- **What is expected**: Report the count of lines below that include "weibern", without any other text.

Stored records:
+++

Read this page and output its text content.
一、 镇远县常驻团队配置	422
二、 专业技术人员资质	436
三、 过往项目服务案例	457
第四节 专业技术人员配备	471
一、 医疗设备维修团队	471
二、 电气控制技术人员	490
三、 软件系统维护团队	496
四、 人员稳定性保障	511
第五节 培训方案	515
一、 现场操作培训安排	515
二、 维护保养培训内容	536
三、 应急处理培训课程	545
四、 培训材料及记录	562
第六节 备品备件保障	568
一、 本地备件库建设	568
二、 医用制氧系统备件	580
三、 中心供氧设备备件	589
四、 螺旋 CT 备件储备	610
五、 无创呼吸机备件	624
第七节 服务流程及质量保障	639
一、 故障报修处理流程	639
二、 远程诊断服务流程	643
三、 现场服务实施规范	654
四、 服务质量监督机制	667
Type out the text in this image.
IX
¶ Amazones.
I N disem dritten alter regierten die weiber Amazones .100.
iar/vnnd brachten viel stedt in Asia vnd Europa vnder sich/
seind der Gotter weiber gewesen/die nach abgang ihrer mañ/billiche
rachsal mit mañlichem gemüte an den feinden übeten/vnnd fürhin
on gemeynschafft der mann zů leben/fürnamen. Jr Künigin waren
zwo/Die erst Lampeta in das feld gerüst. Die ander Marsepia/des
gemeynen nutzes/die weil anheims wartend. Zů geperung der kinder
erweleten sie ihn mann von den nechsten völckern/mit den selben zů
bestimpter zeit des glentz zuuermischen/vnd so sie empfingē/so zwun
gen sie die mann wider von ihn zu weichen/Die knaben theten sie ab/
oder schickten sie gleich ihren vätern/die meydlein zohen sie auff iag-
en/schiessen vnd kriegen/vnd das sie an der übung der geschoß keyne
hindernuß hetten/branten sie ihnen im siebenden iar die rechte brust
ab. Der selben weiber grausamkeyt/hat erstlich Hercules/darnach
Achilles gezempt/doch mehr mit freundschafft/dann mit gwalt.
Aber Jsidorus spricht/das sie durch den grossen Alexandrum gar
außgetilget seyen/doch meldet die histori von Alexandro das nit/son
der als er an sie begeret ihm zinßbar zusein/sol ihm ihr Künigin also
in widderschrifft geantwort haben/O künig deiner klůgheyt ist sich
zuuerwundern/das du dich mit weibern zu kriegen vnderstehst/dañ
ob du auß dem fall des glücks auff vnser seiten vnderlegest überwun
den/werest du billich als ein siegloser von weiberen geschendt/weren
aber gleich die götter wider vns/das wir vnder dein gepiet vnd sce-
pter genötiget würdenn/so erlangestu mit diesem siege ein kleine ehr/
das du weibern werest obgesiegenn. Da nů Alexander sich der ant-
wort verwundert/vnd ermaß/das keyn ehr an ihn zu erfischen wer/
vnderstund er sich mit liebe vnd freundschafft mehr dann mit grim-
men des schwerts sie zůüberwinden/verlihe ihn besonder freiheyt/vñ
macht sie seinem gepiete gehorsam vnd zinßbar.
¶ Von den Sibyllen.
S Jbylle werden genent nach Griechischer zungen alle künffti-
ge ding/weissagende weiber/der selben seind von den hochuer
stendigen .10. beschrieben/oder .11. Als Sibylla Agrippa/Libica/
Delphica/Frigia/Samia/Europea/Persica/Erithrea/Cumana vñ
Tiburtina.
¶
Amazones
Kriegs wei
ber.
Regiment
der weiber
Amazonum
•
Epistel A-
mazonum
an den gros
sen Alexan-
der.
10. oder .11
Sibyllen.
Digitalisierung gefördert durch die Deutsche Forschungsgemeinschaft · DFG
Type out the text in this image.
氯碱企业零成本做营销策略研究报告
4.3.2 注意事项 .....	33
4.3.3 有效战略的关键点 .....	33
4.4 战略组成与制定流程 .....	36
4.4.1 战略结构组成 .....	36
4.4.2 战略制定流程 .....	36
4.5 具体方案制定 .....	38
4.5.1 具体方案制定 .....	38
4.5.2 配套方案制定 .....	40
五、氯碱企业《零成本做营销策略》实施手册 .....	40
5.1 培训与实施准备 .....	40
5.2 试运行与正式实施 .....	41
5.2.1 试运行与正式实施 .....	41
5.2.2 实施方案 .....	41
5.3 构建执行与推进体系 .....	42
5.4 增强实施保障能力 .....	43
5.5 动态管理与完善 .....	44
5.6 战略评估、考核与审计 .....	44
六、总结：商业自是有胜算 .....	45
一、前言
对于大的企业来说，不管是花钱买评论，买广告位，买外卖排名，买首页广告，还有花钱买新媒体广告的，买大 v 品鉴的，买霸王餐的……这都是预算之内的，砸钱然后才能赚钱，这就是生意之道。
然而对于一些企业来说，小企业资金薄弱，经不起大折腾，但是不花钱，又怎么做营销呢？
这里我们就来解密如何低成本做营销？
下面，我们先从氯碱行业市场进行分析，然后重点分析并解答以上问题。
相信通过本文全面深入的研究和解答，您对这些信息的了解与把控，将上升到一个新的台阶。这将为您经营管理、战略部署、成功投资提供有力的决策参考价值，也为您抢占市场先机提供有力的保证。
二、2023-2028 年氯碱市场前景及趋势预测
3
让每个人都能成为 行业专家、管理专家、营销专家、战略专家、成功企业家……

+++

- **Task solution**: 2